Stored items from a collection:
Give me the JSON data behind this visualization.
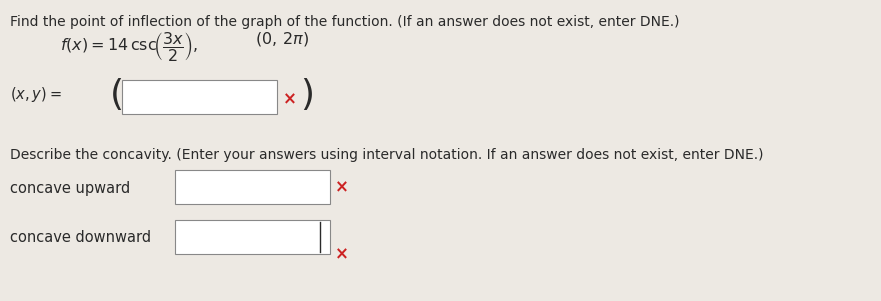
{
  "title_line": "Find the point of inflection of the graph of the function. (If an answer does not exist, enter DNE.)",
  "concavity_title": "Describe the concavity. (Enter your answers using interval notation. If an answer does not exist, enter DNE.)",
  "concave_upward_label": "concave upward",
  "concave_downward_label": "concave downward",
  "bg_color": "#ede9e3",
  "text_color": "#2a2a2a",
  "box_color": "#ffffff",
  "box_border": "#888888",
  "x_mark_color": "#cc2222",
  "font_size_title": 10.0,
  "font_size_body": 10.5,
  "font_size_math": 11.5
}
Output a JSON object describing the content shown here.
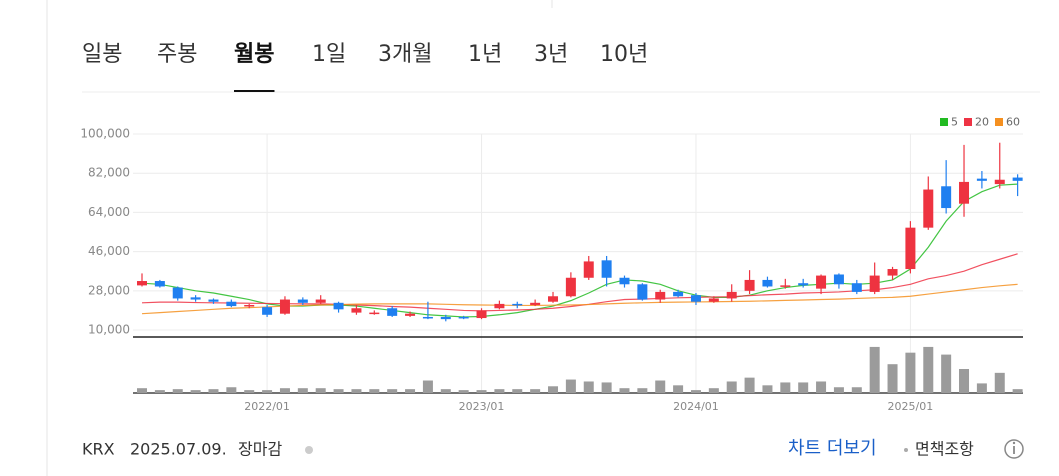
{
  "tabs": [
    "일봉",
    "주봉",
    "월봉",
    "1일",
    "3개월",
    "1년",
    "3년",
    "10년"
  ],
  "active_tab": 2,
  "chart_data": {
    "type": "candlestick",
    "categories": [
      null,
      null,
      null,
      null,
      null,
      null,
      null,
      "2022/01",
      null,
      null,
      null,
      null,
      null,
      null,
      null,
      null,
      null,
      null,
      null,
      "2023/01",
      null,
      null,
      null,
      null,
      null,
      null,
      null,
      null,
      null,
      null,
      null,
      "2024/01",
      null,
      null,
      null,
      null,
      null,
      null,
      null,
      null,
      null,
      null,
      null,
      "2025/01",
      null,
      null,
      null,
      null,
      null,
      null
    ],
    "open": [
      30500,
      32500,
      29500,
      25000,
      24000,
      23000,
      21000,
      20500,
      17500,
      24000,
      22500,
      22500,
      18000,
      17500,
      20000,
      16500,
      16000,
      16000,
      16000,
      15500,
      20000,
      22000,
      21500,
      23000,
      25500,
      34000,
      42000,
      34000,
      31000,
      24000,
      27500,
      26000,
      23000,
      24500,
      28000,
      33000,
      30000,
      31500,
      29000,
      35500,
      31500,
      27500,
      35000,
      38000,
      57000,
      76000,
      68000,
      79500,
      77000,
      80000
    ],
    "high": [
      36000,
      33000,
      30000,
      26000,
      24500,
      24000,
      22000,
      21500,
      25500,
      25000,
      26000,
      23000,
      21500,
      19000,
      21000,
      18500,
      23000,
      17000,
      16500,
      20000,
      23500,
      23000,
      24000,
      27500,
      36500,
      44000,
      44000,
      35000,
      31500,
      28500,
      28500,
      27000,
      25500,
      31000,
      37500,
      34500,
      33500,
      33500,
      35500,
      36000,
      33000,
      41000,
      39000,
      60000,
      80500,
      88000,
      95000,
      83000,
      96000,
      81500
    ],
    "low": [
      30000,
      29500,
      23500,
      23000,
      22000,
      20500,
      20000,
      16000,
      17000,
      21500,
      22000,
      18000,
      17000,
      17000,
      16000,
      16000,
      15000,
      14000,
      15000,
      15000,
      19500,
      20000,
      21000,
      22500,
      25000,
      33000,
      30000,
      29500,
      23500,
      22500,
      25000,
      21500,
      22500,
      23000,
      26500,
      29500,
      29000,
      29500,
      26500,
      29000,
      26500,
      26500,
      33000,
      36000,
      56000,
      63500,
      62000,
      75000,
      75000,
      71500
    ],
    "close": [
      32500,
      30000,
      24500,
      24000,
      23000,
      21000,
      21500,
      17000,
      24000,
      22500,
      24000,
      19500,
      20000,
      18000,
      16500,
      17500,
      15500,
      15000,
      15500,
      19000,
      22000,
      21500,
      22500,
      25500,
      34000,
      41500,
      34000,
      31000,
      24000,
      27500,
      25500,
      23000,
      24500,
      27500,
      33000,
      30000,
      30500,
      30500,
      35000,
      31000,
      27500,
      35000,
      38000,
      57000,
      74500,
      66000,
      78000,
      78500,
      79000,
      78500
    ],
    "up_color": "#ee3340",
    "down_color": "#1f7ff0",
    "ylim": [
      6800,
      100000
    ],
    "yticks": [
      {
        "value": 10000,
        "label": "10,000"
      },
      {
        "value": 28000,
        "label": "28,000"
      },
      {
        "value": 46000,
        "label": "46,000"
      },
      {
        "value": 64000,
        "label": "64,000"
      },
      {
        "value": 82000,
        "label": "82,000"
      },
      {
        "value": 100000,
        "label": "100,000"
      }
    ],
    "grid": true,
    "legend": "top-right",
    "series": [
      {
        "name": "5",
        "color": "#22bb22",
        "values": [
          31500,
          31000,
          29500,
          28000,
          27000,
          25500,
          24000,
          22000,
          21000,
          21000,
          21500,
          21500,
          21000,
          20000,
          19000,
          18000,
          17000,
          16500,
          16000,
          16200,
          17000,
          18000,
          19500,
          21000,
          23500,
          27000,
          31000,
          33000,
          32500,
          31000,
          28000,
          26000,
          25000,
          25000,
          26000,
          28000,
          29500,
          30500,
          31000,
          31500,
          31000,
          31500,
          33000,
          38000,
          48000,
          60000,
          69000,
          73500,
          76500,
          77000
        ]
      },
      {
        "name": "20",
        "color": "#ee3344",
        "values": [
          22500,
          22800,
          22800,
          22600,
          22500,
          22400,
          22300,
          22200,
          22100,
          22000,
          22000,
          21800,
          21500,
          21200,
          20800,
          20500,
          20000,
          19500,
          19000,
          18800,
          19000,
          19200,
          19500,
          20000,
          20800,
          21800,
          23000,
          24000,
          24200,
          24500,
          24800,
          25000,
          25200,
          25300,
          25800,
          26200,
          26500,
          27000,
          27200,
          27500,
          28000,
          28500,
          29500,
          31000,
          33500,
          35000,
          37000,
          40000,
          42500,
          45000
        ]
      },
      {
        "name": "60",
        "color": "#f59020",
        "values": [
          17500,
          18000,
          18500,
          19000,
          19500,
          20000,
          20300,
          20600,
          21000,
          21300,
          21500,
          21700,
          21900,
          22000,
          22000,
          22000,
          22000,
          21800,
          21600,
          21500,
          21400,
          21300,
          21300,
          21400,
          21500,
          21700,
          22000,
          22300,
          22500,
          22700,
          22800,
          22900,
          23000,
          23100,
          23200,
          23400,
          23600,
          23800,
          24000,
          24200,
          24500,
          24800,
          25000,
          25500,
          26500,
          27500,
          28500,
          29500,
          30300,
          31000
        ]
      }
    ],
    "volume": {
      "color": "#9b9b9b",
      "ylim": [
        0,
        50
      ],
      "values": [
        5,
        3,
        4,
        3,
        4,
        6,
        3,
        3,
        5,
        5,
        5,
        4,
        4,
        4,
        4,
        4,
        13,
        4,
        3,
        3,
        4,
        4,
        4,
        7,
        14,
        12,
        11,
        5,
        5,
        13,
        8,
        3,
        5,
        12,
        16,
        8,
        11,
        11,
        12,
        6,
        6,
        48,
        30,
        42,
        48,
        40,
        25,
        10,
        21,
        4
      ]
    }
  },
  "footer": {
    "exchange": "KRX",
    "date": "2025.07.09.",
    "status": "장마감",
    "more": "차트 더보기",
    "disclaimer": "면책조항"
  }
}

Description of the task: Without the pictures, write out every entry precisely as it appears.

Response to this exercise:
Give me the JSON data behind this visualization.
{
  "title_line": "Find the point of inflection of the graph of the function. (If an answer does not exist, enter DNE.)",
  "concavity_title": "Describe the concavity. (Enter your answers using interval notation. If an answer does not exist, enter DNE.)",
  "concave_upward_label": "concave upward",
  "concave_downward_label": "concave downward",
  "bg_color": "#ede9e3",
  "text_color": "#2a2a2a",
  "box_color": "#ffffff",
  "box_border": "#888888",
  "x_mark_color": "#cc2222",
  "font_size_title": 10.0,
  "font_size_body": 10.5,
  "font_size_math": 11.5
}
Output a JSON object describing the content shown here.
{
  "tabs": [
    "일봉",
    "주봉",
    "월봉",
    "1일",
    "3개월",
    "1년",
    "3년",
    "10년"
  ],
  "active_tab": 2,
  "chart_data": {
    "type": "candlestick",
    "categories": [
      null,
      null,
      null,
      null,
      null,
      null,
      null,
      "2022/01",
      null,
      null,
      null,
      null,
      null,
      null,
      null,
      null,
      null,
      null,
      null,
      "2023/01",
      null,
      null,
      null,
      null,
      null,
      null,
      null,
      null,
      null,
      null,
      null,
      "2024/01",
      null,
      null,
      null,
      null,
      null,
      null,
      null,
      null,
      null,
      null,
      null,
      "2025/01",
      null,
      null,
      null,
      null,
      null,
      null
    ],
    "open": [
      30500,
      32500,
      29500,
      25000,
      24000,
      23000,
      21000,
      20500,
      17500,
      24000,
      22500,
      22500,
      18000,
      17500,
      20000,
      16500,
      16000,
      16000,
      16000,
      15500,
      20000,
      22000,
      21500,
      23000,
      25500,
      34000,
      42000,
      34000,
      31000,
      24000,
      27500,
      26000,
      23000,
      24500,
      28000,
      33000,
      30000,
      31500,
      29000,
      35500,
      31500,
      27500,
      35000,
      38000,
      57000,
      76000,
      68000,
      79500,
      77000,
      80000
    ],
    "high": [
      36000,
      33000,
      30000,
      26000,
      24500,
      24000,
      22000,
      21500,
      25500,
      25000,
      26000,
      23000,
      21500,
      19000,
      21000,
      18500,
      23000,
      17000,
      16500,
      20000,
      23500,
      23000,
      24000,
      27500,
      36500,
      44000,
      44000,
      35000,
      31500,
      28500,
      28500,
      27000,
      25500,
      31000,
      37500,
      34500,
      33500,
      33500,
      35500,
      36000,
      33000,
      41000,
      39000,
      60000,
      80500,
      88000,
      95000,
      83000,
      96000,
      81500
    ],
    "low": [
      30000,
      29500,
      23500,
      23000,
      22000,
      20500,
      20000,
      16000,
      17000,
      21500,
      22000,
      18000,
      17000,
      17000,
      16000,
      16000,
      15000,
      14000,
      15000,
      15000,
      19500,
      20000,
      21000,
      22500,
      25000,
      33000,
      30000,
      29500,
      23500,
      22500,
      25000,
      21500,
      22500,
      23000,
      26500,
      29500,
      29000,
      29500,
      26500,
      29000,
      26500,
      26500,
      33000,
      36000,
      56000,
      63500,
      62000,
      75000,
      75000,
      71500
    ],
    "close": [
      32500,
      30000,
      24500,
      24000,
      23000,
      21000,
      21500,
      17000,
      24000,
      22500,
      24000,
      19500,
      20000,
      18000,
      16500,
      17500,
      15500,
      15000,
      15500,
      19000,
      22000,
      21500,
      22500,
      25500,
      34000,
      41500,
      34000,
      31000,
      24000,
      27500,
      25500,
      23000,
      24500,
      27500,
      33000,
      30000,
      30500,
      30500,
      35000,
      31000,
      27500,
      35000,
      38000,
      57000,
      74500,
      66000,
      78000,
      78500,
      79000,
      78500
    ],
    "up_color": "#ee3340",
    "down_color": "#1f7ff0",
    "ylim": [
      6800,
      100000
    ],
    "yticks": [
      {
        "value": 10000,
        "label": "10,000"
      },
      {
        "value": 28000,
        "label": "28,000"
      },
      {
        "value": 46000,
        "label": "46,000"
      },
      {
        "value": 64000,
        "label": "64,000"
      },
      {
        "value": 82000,
        "label": "82,000"
      },
      {
        "value": 100000,
        "label": "100,000"
      }
    ],
    "grid": true,
    "legend": "top-right",
    "series": [
      {
        "name": "5",
        "color": "#22bb22",
        "values": [
          31500,
          31000,
          29500,
          28000,
          27000,
          25500,
          24000,
          22000,
          21000,
          21000,
          21500,
          21500,
          21000,
          20000,
          19000,
          18000,
          17000,
          16500,
          16000,
          16200,
          17000,
          18000,
          19500,
          21000,
          23500,
          27000,
          31000,
          33000,
          32500,
          31000,
          28000,
          26000,
          25000,
          25000,
          26000,
          28000,
          29500,
          30500,
          31000,
          31500,
          31000,
          31500,
          33000,
          38000,
          48000,
          60000,
          69000,
          73500,
          76500,
          77000
        ]
      },
      {
        "name": "20",
        "color": "#ee3344",
        "values": [
          22500,
          22800,
          22800,
          22600,
          22500,
          22400,
          22300,
          22200,
          22100,
          22000,
          22000,
          21800,
          21500,
          21200,
          20800,
          20500,
          20000,
          19500,
          19000,
          18800,
          19000,
          19200,
          19500,
          20000,
          20800,
          21800,
          23000,
          24000,
          24200,
          24500,
          24800,
          25000,
          25200,
          25300,
          25800,
          26200,
          26500,
          27000,
          27200,
          27500,
          28000,
          28500,
          29500,
          31000,
          33500,
          35000,
          37000,
          40000,
          42500,
          45000
        ]
      },
      {
        "name": "60",
        "color": "#f59020",
        "values": [
          17500,
          18000,
          18500,
          19000,
          19500,
          20000,
          20300,
          20600,
          21000,
          21300,
          21500,
          21700,
          21900,
          22000,
          22000,
          22000,
          22000,
          21800,
          21600,
          21500,
          21400,
          21300,
          21300,
          21400,
          21500,
          21700,
          22000,
          22300,
          22500,
          22700,
          22800,
          22900,
          23000,
          23100,
          23200,
          23400,
          23600,
          23800,
          24000,
          24200,
          24500,
          24800,
          25000,
          25500,
          26500,
          27500,
          28500,
          29500,
          30300,
          31000
        ]
      }
    ],
    "volume": {
      "color": "#9b9b9b",
      "ylim": [
        0,
        50
      ],
      "values": [
        5,
        3,
        4,
        3,
        4,
        6,
        3,
        3,
        5,
        5,
        5,
        4,
        4,
        4,
        4,
        4,
        13,
        4,
        3,
        3,
        4,
        4,
        4,
        7,
        14,
        12,
        11,
        5,
        5,
        13,
        8,
        3,
        5,
        12,
        16,
        8,
        11,
        11,
        12,
        6,
        6,
        48,
        30,
        42,
        48,
        40,
        25,
        10,
        21,
        4
      ]
    }
  },
  "footer": {
    "exchange": "KRX",
    "date": "2025.07.09.",
    "status": "장마감",
    "more": "차트 더보기",
    "disclaimer": "면책조항"
  }
}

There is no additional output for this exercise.